GOAL:
Leave the pictures out and print every record below exactly as it stands.

DATA LINES:

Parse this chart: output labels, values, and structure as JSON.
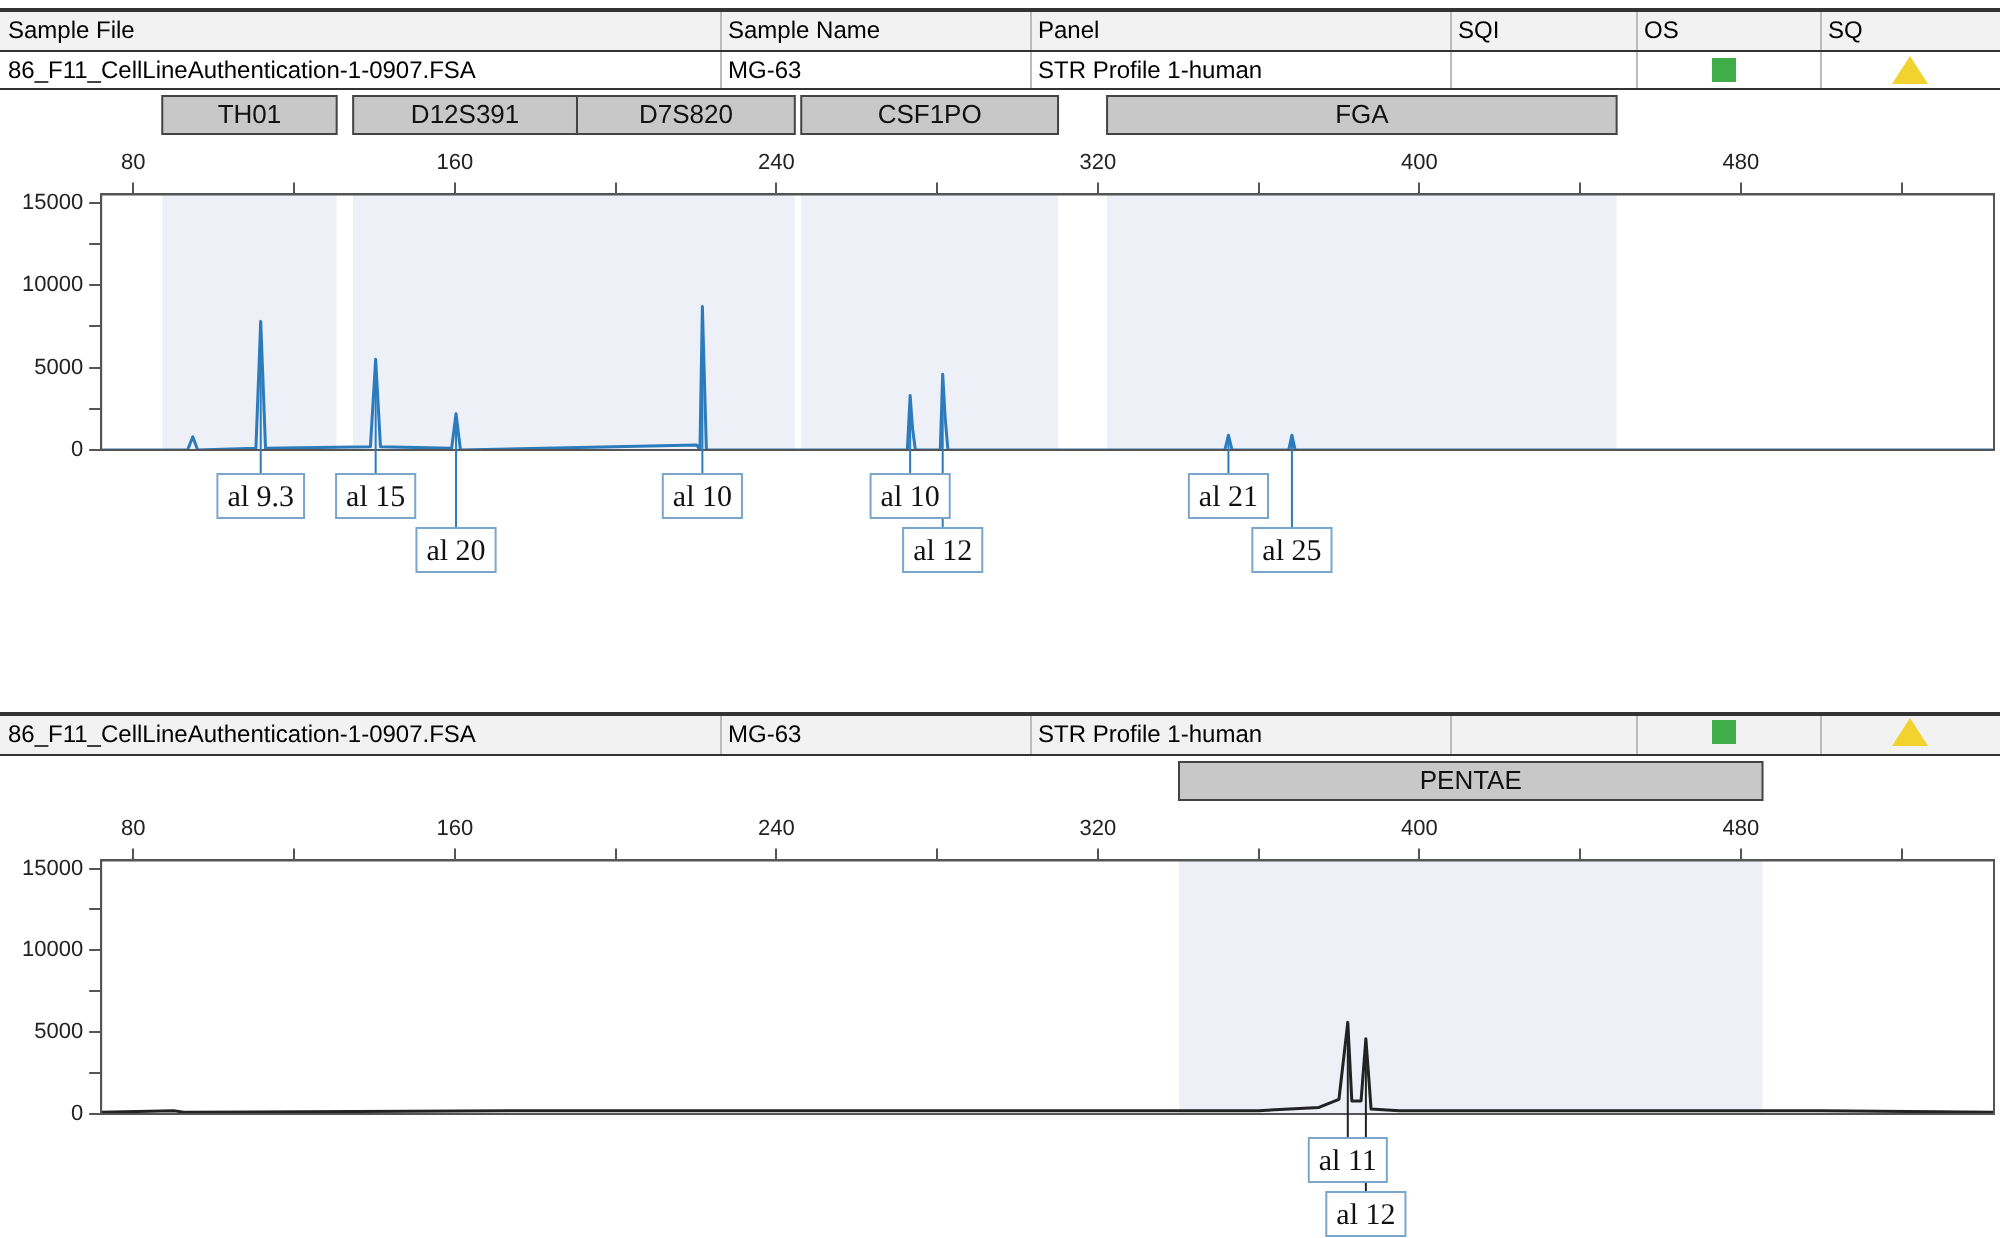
{
  "chart_data": [
    {
      "type": "line",
      "series": [
        {
          "color": "#2b7bbd",
          "x": [
            72,
            93.5,
            94.8,
            96,
            110.5,
            111.7,
            112.9,
            139,
            140.3,
            141.5,
            159.2,
            160.3,
            161.4,
            220.2,
            221,
            221.6,
            222.6,
            272.6,
            273.3,
            273.9,
            274.6,
            280.8,
            281.4,
            282,
            282.7,
            351.6,
            352.5,
            353.4,
            367.5,
            368.3,
            369.1,
            543
          ],
          "values": [
            0,
            0,
            800,
            0,
            100,
            7800,
            100,
            200,
            5500,
            200,
            100,
            2200,
            0,
            300,
            0,
            8700,
            0,
            0,
            3300,
            1300,
            0,
            0,
            4600,
            2000,
            0,
            0,
            900,
            0,
            0,
            900,
            0,
            0
          ]
        }
      ],
      "xlim": [
        72,
        543
      ],
      "xticks": [
        80,
        {
          "value": 120,
          "label": null
        },
        160,
        {
          "value": 200,
          "label": null
        },
        240,
        {
          "value": 280,
          "label": null
        },
        320,
        {
          "value": 360,
          "label": null
        },
        400,
        {
          "value": 440,
          "label": null
        },
        480,
        {
          "value": 520,
          "label": null
        }
      ],
      "ylim": [
        0,
        15500
      ],
      "yticks": [
        0,
        {
          "value": 2500,
          "label": null
        },
        5000,
        {
          "value": 7500,
          "label": null
        },
        10000,
        {
          "value": 12500,
          "label": null
        },
        15000
      ],
      "bands": [
        {
          "axis": "x",
          "from": 87.2,
          "to": 130.6,
          "label": "TH01",
          "color": "#edf0f6"
        },
        {
          "axis": "x",
          "from": 134.7,
          "to": 190.4,
          "label": "D12S391",
          "color": "#edf0f6"
        },
        {
          "axis": "x",
          "from": 190.4,
          "to": 244.6,
          "label": "D7S820",
          "color": "#edf0f6"
        },
        {
          "axis": "x",
          "from": 246.2,
          "to": 310.1,
          "label": "CSF1PO",
          "color": "#edf0f6"
        },
        {
          "axis": "x",
          "from": 322.3,
          "to": 449.1,
          "label": "FGA",
          "color": "#edf0f6"
        }
      ],
      "annotations": [
        "Sample File",
        "Sample Name",
        "Panel",
        "SQI",
        "OS",
        "SQ",
        "86_F11_CellLineAuthentication-1-0907.FSA",
        "MG-63",
        "STR Profile 1-human",
        {
          "text": "al 9.3",
          "x": 111.7,
          "y": 7800
        },
        {
          "text": "al 15",
          "x": 140.3,
          "y": 5500
        },
        {
          "text": "al 20",
          "x": 160.3,
          "y": 2200
        },
        {
          "text": "al 10",
          "x": 221.6,
          "y": 8700
        },
        {
          "text": "al 10",
          "x": 273.3,
          "y": 3300
        },
        {
          "text": "al 12",
          "x": 281.4,
          "y": 4600
        },
        {
          "text": "al 21",
          "x": 352.5,
          "y": 900
        },
        {
          "text": "al 25",
          "x": 368.3,
          "y": 900
        }
      ]
    },
    {
      "type": "line",
      "series": [
        {
          "color": "#222222",
          "x": [
            72,
            90,
            93,
            180,
            300,
            360,
            375,
            380,
            382.2,
            383.2,
            385.5,
            386.7,
            388,
            395,
            500,
            543
          ],
          "values": [
            100,
            200,
            100,
            200,
            200,
            200,
            400,
            900,
            5600,
            800,
            800,
            4600,
            300,
            200,
            200,
            100
          ]
        }
      ],
      "xlim": [
        72,
        543
      ],
      "xticks": [
        80,
        {
          "value": 120,
          "label": null
        },
        160,
        {
          "value": 200,
          "label": null
        },
        240,
        {
          "value": 280,
          "label": null
        },
        320,
        {
          "value": 360,
          "label": null
        },
        400,
        {
          "value": 440,
          "label": null
        },
        480,
        {
          "value": 520,
          "label": null
        }
      ],
      "ylim": [
        0,
        15500
      ],
      "yticks": [
        0,
        {
          "value": 2500,
          "label": null
        },
        5000,
        {
          "value": 7500,
          "label": null
        },
        10000,
        {
          "value": 12500,
          "label": null
        },
        15000
      ],
      "bands": [
        {
          "axis": "x",
          "from": 340.2,
          "to": 485.4,
          "label": "PENTAE",
          "color": "#edf0f6"
        }
      ],
      "annotations": [
        "86_F11_CellLineAuthentication-1-0907.FSA",
        "MG-63",
        "STR Profile 1-human",
        {
          "text": "al 11",
          "x": 382.2,
          "y": 5600
        },
        {
          "text": "al 12",
          "x": 386.7,
          "y": 4600
        }
      ]
    }
  ]
}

ANSWER BELOW:
Parse this chart: output labels, values, and structure as JSON.
{
  "chart_data": [
    {
      "type": "line",
      "series": [
        {
          "color": "#2b7bbd",
          "x": [
            72,
            93.5,
            94.8,
            96,
            110.5,
            111.7,
            112.9,
            139,
            140.3,
            141.5,
            159.2,
            160.3,
            161.4,
            220.2,
            221,
            221.6,
            222.6,
            272.6,
            273.3,
            273.9,
            274.6,
            280.8,
            281.4,
            282,
            282.7,
            351.6,
            352.5,
            353.4,
            367.5,
            368.3,
            369.1,
            543
          ],
          "values": [
            0,
            0,
            800,
            0,
            100,
            7800,
            100,
            200,
            5500,
            200,
            100,
            2200,
            0,
            300,
            0,
            8700,
            0,
            0,
            3300,
            1300,
            0,
            0,
            4600,
            2000,
            0,
            0,
            900,
            0,
            0,
            900,
            0,
            0
          ]
        }
      ],
      "xlim": [
        72,
        543
      ],
      "xticks": [
        80,
        {
          "value": 120,
          "label": null
        },
        160,
        {
          "value": 200,
          "label": null
        },
        240,
        {
          "value": 280,
          "label": null
        },
        320,
        {
          "value": 360,
          "label": null
        },
        400,
        {
          "value": 440,
          "label": null
        },
        480,
        {
          "value": 520,
          "label": null
        }
      ],
      "ylim": [
        0,
        15500
      ],
      "yticks": [
        0,
        {
          "value": 2500,
          "label": null
        },
        5000,
        {
          "value": 7500,
          "label": null
        },
        10000,
        {
          "value": 12500,
          "label": null
        },
        15000
      ],
      "bands": [
        {
          "axis": "x",
          "from": 87.2,
          "to": 130.6,
          "label": "TH01",
          "color": "#edf0f6"
        },
        {
          "axis": "x",
          "from": 134.7,
          "to": 190.4,
          "label": "D12S391",
          "color": "#edf0f6"
        },
        {
          "axis": "x",
          "from": 190.4,
          "to": 244.6,
          "label": "D7S820",
          "color": "#edf0f6"
        },
        {
          "axis": "x",
          "from": 246.2,
          "to": 310.1,
          "label": "CSF1PO",
          "color": "#edf0f6"
        },
        {
          "axis": "x",
          "from": 322.3,
          "to": 449.1,
          "label": "FGA",
          "color": "#edf0f6"
        }
      ],
      "annotations": [
        "Sample File",
        "Sample Name",
        "Panel",
        "SQI",
        "OS",
        "SQ",
        "86_F11_CellLineAuthentication-1-0907.FSA",
        "MG-63",
        "STR Profile 1-human",
        {
          "text": "al 9.3",
          "x": 111.7,
          "y": 7800
        },
        {
          "text": "al 15",
          "x": 140.3,
          "y": 5500
        },
        {
          "text": "al 20",
          "x": 160.3,
          "y": 2200
        },
        {
          "text": "al 10",
          "x": 221.6,
          "y": 8700
        },
        {
          "text": "al 10",
          "x": 273.3,
          "y": 3300
        },
        {
          "text": "al 12",
          "x": 281.4,
          "y": 4600
        },
        {
          "text": "al 21",
          "x": 352.5,
          "y": 900
        },
        {
          "text": "al 25",
          "x": 368.3,
          "y": 900
        }
      ]
    },
    {
      "type": "line",
      "series": [
        {
          "color": "#222222",
          "x": [
            72,
            90,
            93,
            180,
            300,
            360,
            375,
            380,
            382.2,
            383.2,
            385.5,
            386.7,
            388,
            395,
            500,
            543
          ],
          "values": [
            100,
            200,
            100,
            200,
            200,
            200,
            400,
            900,
            5600,
            800,
            800,
            4600,
            300,
            200,
            200,
            100
          ]
        }
      ],
      "xlim": [
        72,
        543
      ],
      "xticks": [
        80,
        {
          "value": 120,
          "label": null
        },
        160,
        {
          "value": 200,
          "label": null
        },
        240,
        {
          "value": 280,
          "label": null
        },
        320,
        {
          "value": 360,
          "label": null
        },
        400,
        {
          "value": 440,
          "label": null
        },
        480,
        {
          "value": 520,
          "label": null
        }
      ],
      "ylim": [
        0,
        15500
      ],
      "yticks": [
        0,
        {
          "value": 2500,
          "label": null
        },
        5000,
        {
          "value": 7500,
          "label": null
        },
        10000,
        {
          "value": 12500,
          "label": null
        },
        15000
      ],
      "bands": [
        {
          "axis": "x",
          "from": 340.2,
          "to": 485.4,
          "label": "PENTAE",
          "color": "#edf0f6"
        }
      ],
      "annotations": [
        "86_F11_CellLineAuthentication-1-0907.FSA",
        "MG-63",
        "STR Profile 1-human",
        {
          "text": "al 11",
          "x": 382.2,
          "y": 5600
        },
        {
          "text": "al 12",
          "x": 386.7,
          "y": 4600
        }
      ]
    }
  ]
}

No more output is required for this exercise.